— start —

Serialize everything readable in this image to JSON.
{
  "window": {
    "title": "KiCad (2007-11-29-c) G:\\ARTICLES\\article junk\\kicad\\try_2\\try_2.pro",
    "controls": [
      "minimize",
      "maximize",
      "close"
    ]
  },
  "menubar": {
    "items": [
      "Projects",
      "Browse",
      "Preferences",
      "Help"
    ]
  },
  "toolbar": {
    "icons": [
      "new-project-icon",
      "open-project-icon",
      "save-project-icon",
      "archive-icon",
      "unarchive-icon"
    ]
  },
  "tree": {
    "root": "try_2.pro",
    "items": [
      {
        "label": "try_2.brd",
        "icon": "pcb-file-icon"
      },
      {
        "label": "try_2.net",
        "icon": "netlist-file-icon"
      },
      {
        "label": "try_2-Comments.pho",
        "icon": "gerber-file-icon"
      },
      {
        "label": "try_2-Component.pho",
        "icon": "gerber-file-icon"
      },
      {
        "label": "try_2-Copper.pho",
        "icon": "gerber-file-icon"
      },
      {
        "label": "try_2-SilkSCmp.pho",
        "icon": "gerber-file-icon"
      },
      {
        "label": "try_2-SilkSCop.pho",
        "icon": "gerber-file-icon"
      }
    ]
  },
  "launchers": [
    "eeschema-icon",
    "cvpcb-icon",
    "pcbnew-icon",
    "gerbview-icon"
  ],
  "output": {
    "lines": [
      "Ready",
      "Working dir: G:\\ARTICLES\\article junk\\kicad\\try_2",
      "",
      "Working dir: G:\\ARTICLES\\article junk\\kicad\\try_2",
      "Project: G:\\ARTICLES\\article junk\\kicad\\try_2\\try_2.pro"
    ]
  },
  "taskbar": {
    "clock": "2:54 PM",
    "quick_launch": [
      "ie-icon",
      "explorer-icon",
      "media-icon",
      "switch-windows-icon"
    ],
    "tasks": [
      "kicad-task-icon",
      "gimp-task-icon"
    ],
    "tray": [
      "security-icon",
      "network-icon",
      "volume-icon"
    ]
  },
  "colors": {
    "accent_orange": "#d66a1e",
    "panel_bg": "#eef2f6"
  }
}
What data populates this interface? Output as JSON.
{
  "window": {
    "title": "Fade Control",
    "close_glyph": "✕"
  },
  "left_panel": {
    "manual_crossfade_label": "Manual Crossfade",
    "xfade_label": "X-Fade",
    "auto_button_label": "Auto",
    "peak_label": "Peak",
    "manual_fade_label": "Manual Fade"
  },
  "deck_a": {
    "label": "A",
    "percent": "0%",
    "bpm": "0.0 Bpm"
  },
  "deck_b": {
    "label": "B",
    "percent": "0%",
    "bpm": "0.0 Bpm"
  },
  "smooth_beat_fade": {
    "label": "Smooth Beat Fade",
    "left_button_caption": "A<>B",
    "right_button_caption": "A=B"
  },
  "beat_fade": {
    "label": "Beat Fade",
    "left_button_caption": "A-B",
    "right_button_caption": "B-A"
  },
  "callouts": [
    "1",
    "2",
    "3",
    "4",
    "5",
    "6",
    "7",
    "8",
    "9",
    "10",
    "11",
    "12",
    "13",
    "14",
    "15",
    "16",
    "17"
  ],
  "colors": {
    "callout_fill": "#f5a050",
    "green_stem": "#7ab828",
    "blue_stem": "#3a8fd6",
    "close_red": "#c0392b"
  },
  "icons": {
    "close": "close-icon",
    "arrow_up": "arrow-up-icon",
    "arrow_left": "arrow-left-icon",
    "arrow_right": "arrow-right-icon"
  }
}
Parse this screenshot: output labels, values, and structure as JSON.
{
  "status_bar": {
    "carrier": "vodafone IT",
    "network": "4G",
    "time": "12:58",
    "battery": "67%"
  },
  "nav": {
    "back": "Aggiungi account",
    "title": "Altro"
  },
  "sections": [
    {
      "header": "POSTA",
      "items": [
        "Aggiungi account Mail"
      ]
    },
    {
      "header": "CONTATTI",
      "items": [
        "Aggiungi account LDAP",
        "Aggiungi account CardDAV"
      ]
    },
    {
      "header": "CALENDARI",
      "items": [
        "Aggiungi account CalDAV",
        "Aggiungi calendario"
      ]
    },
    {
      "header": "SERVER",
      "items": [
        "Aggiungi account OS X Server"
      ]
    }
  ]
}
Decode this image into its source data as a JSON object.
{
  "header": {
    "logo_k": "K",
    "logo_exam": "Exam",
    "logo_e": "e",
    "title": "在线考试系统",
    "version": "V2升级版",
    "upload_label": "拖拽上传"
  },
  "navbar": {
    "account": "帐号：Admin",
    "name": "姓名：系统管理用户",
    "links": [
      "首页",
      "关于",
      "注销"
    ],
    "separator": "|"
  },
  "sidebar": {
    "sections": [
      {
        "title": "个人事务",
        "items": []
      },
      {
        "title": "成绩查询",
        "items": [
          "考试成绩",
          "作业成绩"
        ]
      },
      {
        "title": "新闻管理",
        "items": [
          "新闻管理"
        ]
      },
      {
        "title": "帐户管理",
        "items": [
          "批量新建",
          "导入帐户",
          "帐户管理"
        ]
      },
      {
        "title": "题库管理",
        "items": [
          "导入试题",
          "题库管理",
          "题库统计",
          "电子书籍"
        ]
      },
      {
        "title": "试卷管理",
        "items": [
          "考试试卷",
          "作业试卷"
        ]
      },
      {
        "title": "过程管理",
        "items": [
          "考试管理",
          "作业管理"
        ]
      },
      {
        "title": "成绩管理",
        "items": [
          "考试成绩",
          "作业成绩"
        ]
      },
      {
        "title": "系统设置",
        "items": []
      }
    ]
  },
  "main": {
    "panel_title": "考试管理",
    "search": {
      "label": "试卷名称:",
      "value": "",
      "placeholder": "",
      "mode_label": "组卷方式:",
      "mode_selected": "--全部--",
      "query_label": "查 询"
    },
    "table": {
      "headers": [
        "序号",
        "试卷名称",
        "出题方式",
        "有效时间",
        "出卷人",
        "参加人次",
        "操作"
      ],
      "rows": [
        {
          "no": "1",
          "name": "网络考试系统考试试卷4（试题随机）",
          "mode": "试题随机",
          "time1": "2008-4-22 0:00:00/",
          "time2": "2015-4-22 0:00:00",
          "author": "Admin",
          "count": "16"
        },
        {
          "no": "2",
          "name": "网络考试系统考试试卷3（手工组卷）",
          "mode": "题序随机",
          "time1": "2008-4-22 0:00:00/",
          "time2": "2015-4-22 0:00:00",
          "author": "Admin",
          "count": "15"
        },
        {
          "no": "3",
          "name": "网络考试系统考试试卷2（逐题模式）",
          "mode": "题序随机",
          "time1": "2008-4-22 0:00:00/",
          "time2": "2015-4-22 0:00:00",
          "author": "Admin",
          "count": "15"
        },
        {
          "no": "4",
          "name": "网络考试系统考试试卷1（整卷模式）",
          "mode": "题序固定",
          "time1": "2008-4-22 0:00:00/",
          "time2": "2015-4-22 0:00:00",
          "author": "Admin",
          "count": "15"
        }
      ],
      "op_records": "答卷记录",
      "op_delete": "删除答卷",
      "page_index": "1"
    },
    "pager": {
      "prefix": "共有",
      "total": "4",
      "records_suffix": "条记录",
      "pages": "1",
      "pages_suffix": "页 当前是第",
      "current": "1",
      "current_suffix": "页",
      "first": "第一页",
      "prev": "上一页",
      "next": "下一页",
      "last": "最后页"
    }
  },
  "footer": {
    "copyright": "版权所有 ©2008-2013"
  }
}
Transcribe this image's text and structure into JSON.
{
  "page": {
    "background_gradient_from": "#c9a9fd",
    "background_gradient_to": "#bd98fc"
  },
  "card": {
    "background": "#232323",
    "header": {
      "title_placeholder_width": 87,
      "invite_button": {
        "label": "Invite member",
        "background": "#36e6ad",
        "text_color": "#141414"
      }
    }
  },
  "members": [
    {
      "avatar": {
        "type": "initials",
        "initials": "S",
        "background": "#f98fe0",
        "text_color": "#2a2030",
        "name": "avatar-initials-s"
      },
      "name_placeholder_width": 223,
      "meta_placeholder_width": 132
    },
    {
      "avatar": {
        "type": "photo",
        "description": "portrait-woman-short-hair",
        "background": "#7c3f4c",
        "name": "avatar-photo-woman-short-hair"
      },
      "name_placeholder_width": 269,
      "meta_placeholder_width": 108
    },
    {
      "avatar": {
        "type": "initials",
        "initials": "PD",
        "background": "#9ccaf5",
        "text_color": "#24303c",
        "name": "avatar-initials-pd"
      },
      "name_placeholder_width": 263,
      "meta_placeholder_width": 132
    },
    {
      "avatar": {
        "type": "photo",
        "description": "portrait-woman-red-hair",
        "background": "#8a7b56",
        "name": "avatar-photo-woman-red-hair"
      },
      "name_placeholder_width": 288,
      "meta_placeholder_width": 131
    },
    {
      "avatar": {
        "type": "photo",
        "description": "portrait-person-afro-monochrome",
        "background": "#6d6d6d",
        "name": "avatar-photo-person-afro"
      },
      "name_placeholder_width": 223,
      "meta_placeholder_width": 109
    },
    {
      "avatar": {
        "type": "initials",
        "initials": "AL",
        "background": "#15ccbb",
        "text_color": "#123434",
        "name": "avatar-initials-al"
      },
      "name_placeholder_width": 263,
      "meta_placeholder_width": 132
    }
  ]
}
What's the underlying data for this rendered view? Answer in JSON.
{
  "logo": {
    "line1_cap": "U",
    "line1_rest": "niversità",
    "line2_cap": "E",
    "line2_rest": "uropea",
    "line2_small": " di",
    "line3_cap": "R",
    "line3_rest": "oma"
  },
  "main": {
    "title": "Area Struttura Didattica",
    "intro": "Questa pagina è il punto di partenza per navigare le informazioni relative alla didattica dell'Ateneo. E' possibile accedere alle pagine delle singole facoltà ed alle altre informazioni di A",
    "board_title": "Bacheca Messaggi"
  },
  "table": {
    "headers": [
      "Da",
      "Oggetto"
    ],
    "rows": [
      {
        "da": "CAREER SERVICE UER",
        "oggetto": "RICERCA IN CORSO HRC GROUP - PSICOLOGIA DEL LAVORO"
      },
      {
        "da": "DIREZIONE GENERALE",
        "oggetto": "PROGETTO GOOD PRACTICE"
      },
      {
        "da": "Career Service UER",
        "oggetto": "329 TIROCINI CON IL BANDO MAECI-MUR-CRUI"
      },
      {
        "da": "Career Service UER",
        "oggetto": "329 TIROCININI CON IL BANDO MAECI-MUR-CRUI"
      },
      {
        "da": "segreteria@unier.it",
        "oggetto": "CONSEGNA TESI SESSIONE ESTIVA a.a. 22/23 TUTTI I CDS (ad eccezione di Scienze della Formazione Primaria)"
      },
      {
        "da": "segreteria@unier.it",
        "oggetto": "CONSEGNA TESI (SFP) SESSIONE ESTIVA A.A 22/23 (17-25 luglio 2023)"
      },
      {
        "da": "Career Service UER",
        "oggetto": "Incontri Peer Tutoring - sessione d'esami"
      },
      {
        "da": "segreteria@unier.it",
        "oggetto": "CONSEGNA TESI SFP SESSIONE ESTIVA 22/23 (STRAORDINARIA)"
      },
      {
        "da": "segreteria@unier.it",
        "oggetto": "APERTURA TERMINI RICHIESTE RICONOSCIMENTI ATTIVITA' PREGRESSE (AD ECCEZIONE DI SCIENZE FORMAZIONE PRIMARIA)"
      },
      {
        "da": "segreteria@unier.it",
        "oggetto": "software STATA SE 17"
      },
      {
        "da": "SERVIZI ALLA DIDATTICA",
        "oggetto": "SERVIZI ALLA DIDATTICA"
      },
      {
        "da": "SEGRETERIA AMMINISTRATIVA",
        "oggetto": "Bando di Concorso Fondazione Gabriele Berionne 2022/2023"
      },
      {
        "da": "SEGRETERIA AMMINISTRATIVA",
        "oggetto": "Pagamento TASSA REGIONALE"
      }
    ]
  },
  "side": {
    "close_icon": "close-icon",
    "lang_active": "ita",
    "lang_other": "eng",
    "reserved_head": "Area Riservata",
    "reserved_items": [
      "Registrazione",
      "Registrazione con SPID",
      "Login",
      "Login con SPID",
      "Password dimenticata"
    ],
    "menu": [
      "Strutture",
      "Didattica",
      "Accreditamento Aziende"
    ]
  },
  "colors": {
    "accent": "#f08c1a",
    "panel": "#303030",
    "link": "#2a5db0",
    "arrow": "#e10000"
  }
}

— end —

Pick out and copy the lines of the entries that hold the string "account".

    "back": "Aggiungi account",
        "Aggiungi account Mail"
        "Aggiungi account LDAP",
        "Aggiungi account CardDAV"
        "Aggiungi account CalDAV",
        "Aggiungi account OS X Server"
    "account": "帐号：Admin",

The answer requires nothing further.